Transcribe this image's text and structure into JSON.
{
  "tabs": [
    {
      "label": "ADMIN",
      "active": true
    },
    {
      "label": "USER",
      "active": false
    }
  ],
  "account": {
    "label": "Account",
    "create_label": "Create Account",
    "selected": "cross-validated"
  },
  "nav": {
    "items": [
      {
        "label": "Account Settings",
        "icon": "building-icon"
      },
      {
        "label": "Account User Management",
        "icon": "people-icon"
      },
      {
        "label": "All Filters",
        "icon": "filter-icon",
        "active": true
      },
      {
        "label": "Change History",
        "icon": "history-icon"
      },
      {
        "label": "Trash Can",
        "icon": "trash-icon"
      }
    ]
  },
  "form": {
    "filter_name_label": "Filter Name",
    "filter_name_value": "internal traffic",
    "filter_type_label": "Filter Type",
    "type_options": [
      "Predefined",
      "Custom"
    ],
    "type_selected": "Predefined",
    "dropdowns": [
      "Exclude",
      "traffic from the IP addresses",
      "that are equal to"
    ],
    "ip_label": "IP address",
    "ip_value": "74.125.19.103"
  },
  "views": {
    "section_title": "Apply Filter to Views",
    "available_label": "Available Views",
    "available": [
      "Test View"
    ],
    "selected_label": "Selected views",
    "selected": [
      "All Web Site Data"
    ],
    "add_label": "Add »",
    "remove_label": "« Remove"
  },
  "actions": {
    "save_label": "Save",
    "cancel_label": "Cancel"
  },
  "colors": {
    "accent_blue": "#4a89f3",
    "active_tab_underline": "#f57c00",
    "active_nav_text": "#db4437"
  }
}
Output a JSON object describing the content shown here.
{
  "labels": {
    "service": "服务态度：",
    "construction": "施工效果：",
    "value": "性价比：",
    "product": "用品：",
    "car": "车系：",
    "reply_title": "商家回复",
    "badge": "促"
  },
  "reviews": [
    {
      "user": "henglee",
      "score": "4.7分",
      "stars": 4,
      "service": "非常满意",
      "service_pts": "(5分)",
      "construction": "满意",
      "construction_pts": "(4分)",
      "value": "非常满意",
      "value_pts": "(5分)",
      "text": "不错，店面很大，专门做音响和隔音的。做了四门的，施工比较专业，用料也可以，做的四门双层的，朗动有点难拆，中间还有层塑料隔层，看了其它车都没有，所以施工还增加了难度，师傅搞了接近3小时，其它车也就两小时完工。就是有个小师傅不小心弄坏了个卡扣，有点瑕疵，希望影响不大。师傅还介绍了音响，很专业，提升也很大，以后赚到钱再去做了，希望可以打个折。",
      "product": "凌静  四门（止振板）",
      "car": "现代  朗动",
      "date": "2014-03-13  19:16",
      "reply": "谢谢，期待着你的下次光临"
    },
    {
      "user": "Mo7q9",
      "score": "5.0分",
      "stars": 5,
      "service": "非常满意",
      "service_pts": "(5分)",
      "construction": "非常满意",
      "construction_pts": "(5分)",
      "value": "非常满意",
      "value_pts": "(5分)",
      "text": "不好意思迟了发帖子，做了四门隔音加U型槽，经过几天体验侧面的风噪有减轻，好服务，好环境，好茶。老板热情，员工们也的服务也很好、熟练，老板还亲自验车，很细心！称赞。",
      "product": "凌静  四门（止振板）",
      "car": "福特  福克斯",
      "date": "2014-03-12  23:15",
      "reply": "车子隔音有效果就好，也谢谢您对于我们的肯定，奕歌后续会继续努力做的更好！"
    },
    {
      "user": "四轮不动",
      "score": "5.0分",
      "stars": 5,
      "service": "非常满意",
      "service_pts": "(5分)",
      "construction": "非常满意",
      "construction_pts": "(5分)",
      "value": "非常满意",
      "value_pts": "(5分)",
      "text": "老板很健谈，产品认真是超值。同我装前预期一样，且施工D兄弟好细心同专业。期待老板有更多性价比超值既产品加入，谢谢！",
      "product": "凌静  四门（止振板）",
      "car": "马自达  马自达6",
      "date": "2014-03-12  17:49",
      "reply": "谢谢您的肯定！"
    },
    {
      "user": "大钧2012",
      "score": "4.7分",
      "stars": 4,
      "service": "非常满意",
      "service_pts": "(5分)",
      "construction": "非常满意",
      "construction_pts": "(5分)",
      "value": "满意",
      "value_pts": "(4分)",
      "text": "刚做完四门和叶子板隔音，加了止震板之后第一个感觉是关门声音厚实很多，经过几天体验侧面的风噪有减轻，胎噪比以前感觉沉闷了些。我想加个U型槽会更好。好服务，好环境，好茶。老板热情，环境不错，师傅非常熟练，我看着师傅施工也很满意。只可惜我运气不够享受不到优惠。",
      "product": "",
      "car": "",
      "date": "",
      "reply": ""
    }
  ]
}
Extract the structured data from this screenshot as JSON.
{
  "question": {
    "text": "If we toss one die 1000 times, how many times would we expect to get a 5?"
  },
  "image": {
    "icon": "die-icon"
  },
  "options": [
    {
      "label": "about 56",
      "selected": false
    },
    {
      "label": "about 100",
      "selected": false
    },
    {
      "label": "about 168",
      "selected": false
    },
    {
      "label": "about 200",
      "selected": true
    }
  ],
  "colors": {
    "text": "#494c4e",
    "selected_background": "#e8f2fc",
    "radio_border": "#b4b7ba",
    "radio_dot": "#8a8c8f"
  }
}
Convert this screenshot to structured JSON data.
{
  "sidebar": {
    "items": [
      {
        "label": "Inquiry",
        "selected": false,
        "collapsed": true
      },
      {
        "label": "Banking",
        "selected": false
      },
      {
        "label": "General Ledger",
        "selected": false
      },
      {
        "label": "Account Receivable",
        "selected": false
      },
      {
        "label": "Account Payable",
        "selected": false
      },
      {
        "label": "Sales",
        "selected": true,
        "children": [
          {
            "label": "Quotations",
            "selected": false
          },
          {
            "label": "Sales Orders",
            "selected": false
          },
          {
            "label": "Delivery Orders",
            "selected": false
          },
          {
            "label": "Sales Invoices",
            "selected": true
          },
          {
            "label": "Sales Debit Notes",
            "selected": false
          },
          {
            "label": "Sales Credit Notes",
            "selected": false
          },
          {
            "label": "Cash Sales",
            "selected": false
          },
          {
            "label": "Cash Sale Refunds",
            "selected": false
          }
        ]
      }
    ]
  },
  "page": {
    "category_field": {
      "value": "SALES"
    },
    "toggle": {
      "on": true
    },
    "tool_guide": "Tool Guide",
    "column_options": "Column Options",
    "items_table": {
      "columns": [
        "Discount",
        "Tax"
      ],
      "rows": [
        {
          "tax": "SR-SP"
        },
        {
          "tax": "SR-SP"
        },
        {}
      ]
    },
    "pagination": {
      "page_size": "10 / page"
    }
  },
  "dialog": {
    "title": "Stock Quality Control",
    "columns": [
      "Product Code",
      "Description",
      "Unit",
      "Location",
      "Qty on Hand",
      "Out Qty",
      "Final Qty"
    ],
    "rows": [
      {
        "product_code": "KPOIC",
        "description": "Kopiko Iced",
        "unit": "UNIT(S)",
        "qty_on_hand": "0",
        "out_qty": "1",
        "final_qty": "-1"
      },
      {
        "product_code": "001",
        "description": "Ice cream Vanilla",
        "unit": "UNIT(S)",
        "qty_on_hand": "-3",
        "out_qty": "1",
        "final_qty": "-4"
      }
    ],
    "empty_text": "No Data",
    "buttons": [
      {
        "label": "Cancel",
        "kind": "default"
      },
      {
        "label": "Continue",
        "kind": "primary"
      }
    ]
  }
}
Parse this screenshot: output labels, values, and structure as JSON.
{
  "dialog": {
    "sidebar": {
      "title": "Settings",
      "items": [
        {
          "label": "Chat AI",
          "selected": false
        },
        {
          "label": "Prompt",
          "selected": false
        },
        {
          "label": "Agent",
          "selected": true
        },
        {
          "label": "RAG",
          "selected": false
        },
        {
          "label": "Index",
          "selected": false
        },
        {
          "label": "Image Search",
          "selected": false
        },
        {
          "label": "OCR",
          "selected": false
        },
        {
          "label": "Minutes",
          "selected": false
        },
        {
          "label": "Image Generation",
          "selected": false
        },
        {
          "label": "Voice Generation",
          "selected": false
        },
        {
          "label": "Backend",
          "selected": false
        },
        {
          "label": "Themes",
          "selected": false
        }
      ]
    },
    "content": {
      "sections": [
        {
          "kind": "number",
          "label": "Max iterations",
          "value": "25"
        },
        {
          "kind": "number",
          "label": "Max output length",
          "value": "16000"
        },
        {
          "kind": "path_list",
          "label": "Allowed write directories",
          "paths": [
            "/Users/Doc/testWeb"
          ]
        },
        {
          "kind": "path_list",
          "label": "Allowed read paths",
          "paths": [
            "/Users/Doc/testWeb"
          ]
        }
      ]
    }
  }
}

_Aim_
Set down, exactly and in full, the lines from the one containing "Parse this screenshot: output" through the end of the entries; no other line belongs.

_Finished task_
Parse this screenshot: output labels, values, and structure as JSON.
{
  "dialog": {
    "sidebar": {
      "title": "Settings",
      "items": [
        {
          "label": "Chat AI",
          "selected": false
        },
        {
          "label": "Prompt",
          "selected": false
        },
        {
          "label": "Agent",
          "selected": true
        },
        {
          "label": "RAG",
          "selected": false
        },
        {
          "label": "Index",
          "selected": false
        },
        {
          "label": "Image Search",
          "selected": false
        },
        {
          "label": "OCR",
          "selected": false
        },
        {
          "label": "Minutes",
          "selected": false
        },
        {
          "label": "Image Generation",
          "selected": false
        },
        {
          "label": "Voice Generation",
          "selected": false
        },
        {
          "label": "Backend",
          "selected": false
        },
        {
          "label": "Themes",
          "selected": false
        }
      ]
    },
    "content": {
      "sections": [
        {
          "kind": "number",
          "label": "Max iterations",
          "value": "25"
        },
        {
          "kind": "number",
          "label": "Max output length",
          "value": "16000"
        },
        {
          "kind": "path_list",
          "label": "Allowed write directories",
          "paths": [
            "/Users/Doc/testWeb"
          ]
        },
        {
          "kind": "path_list",
          "label": "Allowed read paths",
          "paths": [
            "/Users/Doc/testWeb"
          ]
        }
      ]
    }
  }
}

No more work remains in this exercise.